Tasks -
• a. Please translate this sentence from the passage on the LDP and valence into Spanish: "Voters clearly prefer the LDP over the other options, and the evidence indicates the reasons for that preference are valence-based."
• b. Carry the passage on the LDP and valence forward from its final sentence.

## Begin Supplied passage

One major motivation for many voters’ repeated choice of the LDP despite its less than popular policies could be its valence. Some researchers have found preliminary evidence that the valence appeal of the LDP relative to its rivals has kept it in power (e.g., Kuriwaki et al., 2025). However, as with many other analyses that incorporate valence, research on LDP dominance tends to focus on a single dimension of valence such as candidates making personal appeals (Adams et al., 2016), how qualified candidates are (Hamzawi, 2022), and the general appeal of the party label over party policies (Horiuchi et al., 2018). Voters clearly prefer the LDP over the other options, and the evidence indicates the reasons for that preference are valence-based. While some research like Kuriwaki et al. (2025) deconstructs valence in a more meaningful way, robust analysis of valence measures is severely lacking. We attempt to expand on the growing evidence of the significance of valence by continuing to dial into which aspects of valence matter. The floating nature of Japan’s voters, the numerous party options, and the lopsided distribution of valence between those options give us the necessary variation to see not only how much policy motivates party choice relative to valence, but also what specific types of valence attributes matter most.

## End Supplied passage
## Begin Provided data

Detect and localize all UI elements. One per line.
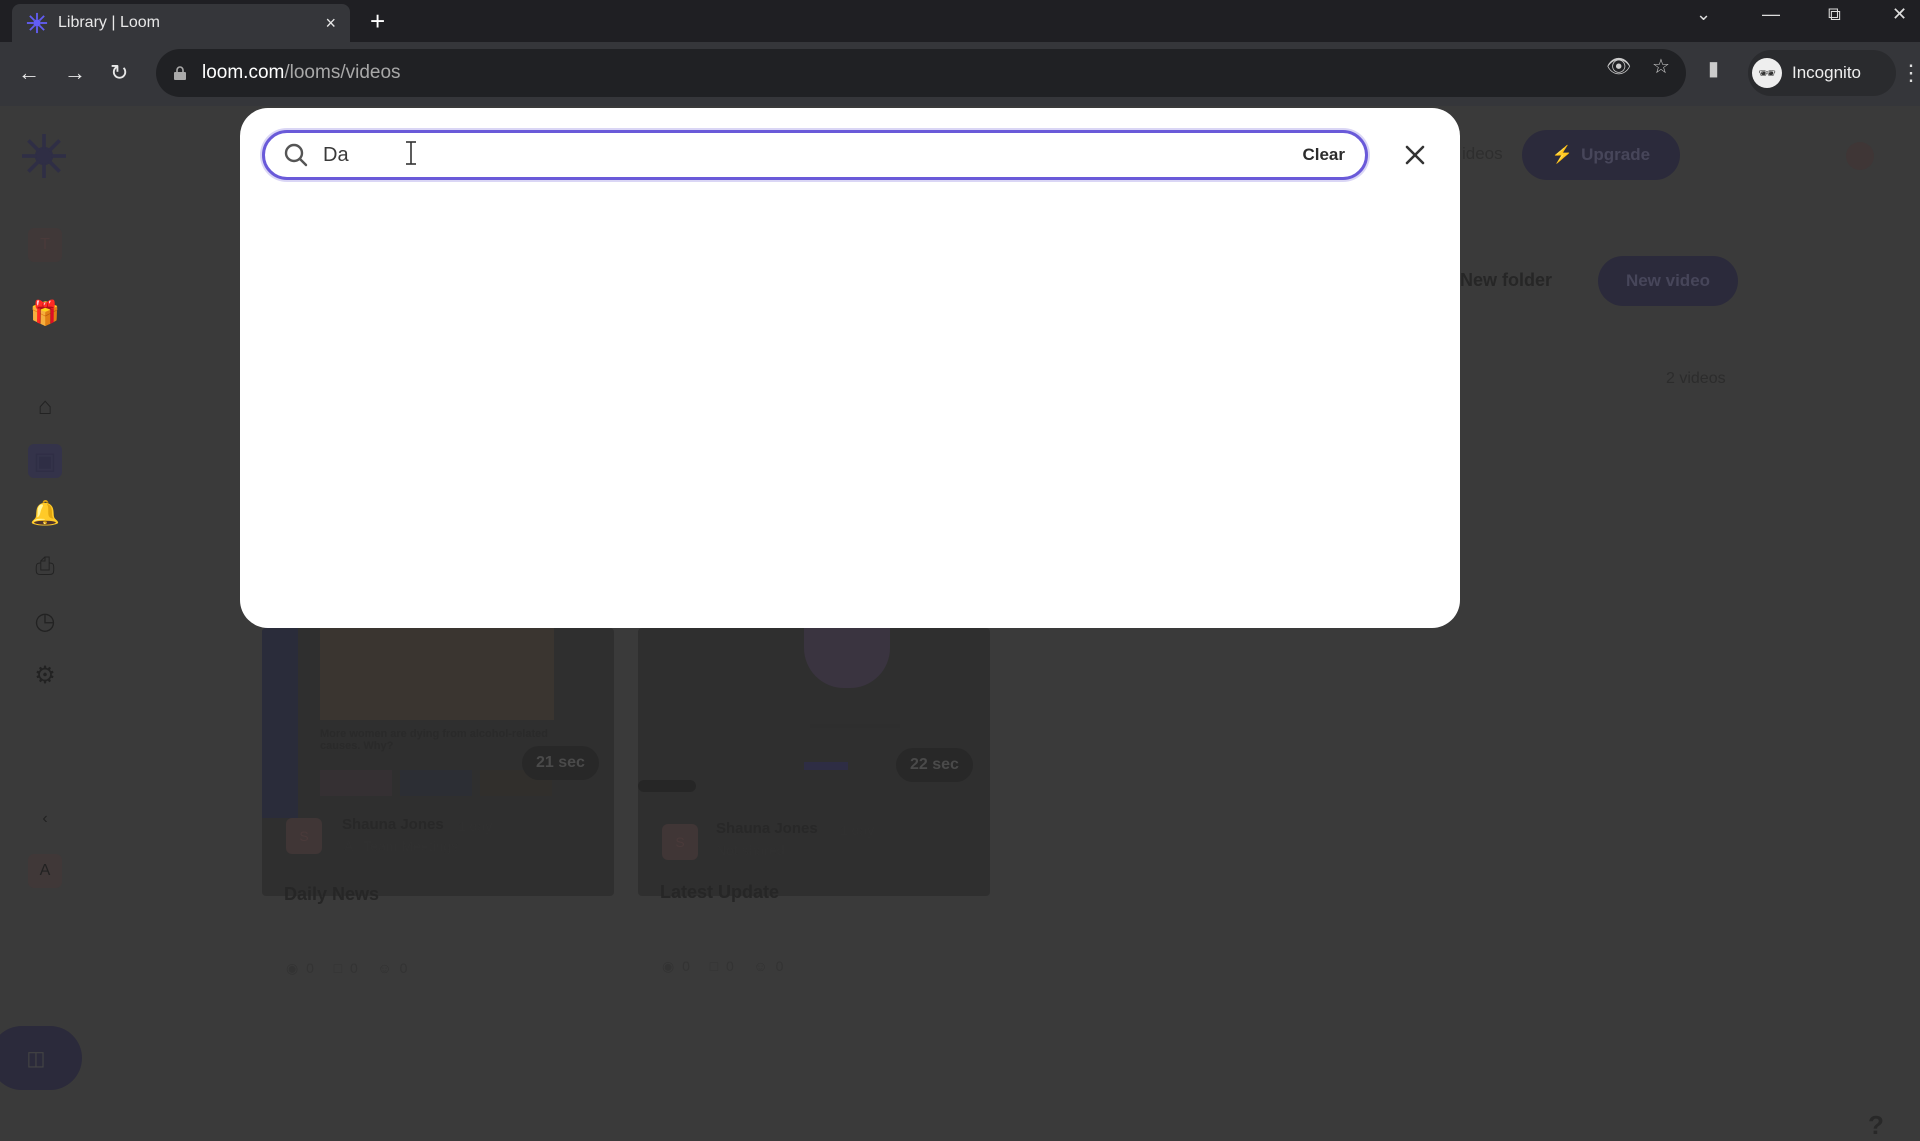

## End Provided data

Outputs by task -
• a. Los votantes claramente prefieren al LDP sobre las demás opciones, y la evidencia indica que las razones de esa preferencia se basan en la valencia.

• b.
Policy, valence, and expectations of voter preferences
Following the expectations of previous research on policy and valence, we can expect a few things from a conjoint experiment of voter preferences. First, as previously mentioned, voters should, ceteris paribus, prefer the party with the higher valence. Though valence attributes can take a variety of forms (competence, credibility, charisma, etc.), given two identical parties differentiated only by a single valence attribute, voters should prefer the party with higher valence every time:
The logic underpinning the relationship between valence and voter choice is sound, but there remains the issue of voter perception of valence. Where one voter sees evidence of party competence, another might see incompetence. While we cannot completely avoid the influence of differing voter perceptions of valence, our conjoint survey uses multiple measures of valence in an effort to assess how responsive voters are to different valence attributes and how intensively they value those attributes. Between multiple valence measures and the survey format presenting these measures in a more objective fashion, we expect the general relationship to hold: higher valence should correspond with a higher preference from voters.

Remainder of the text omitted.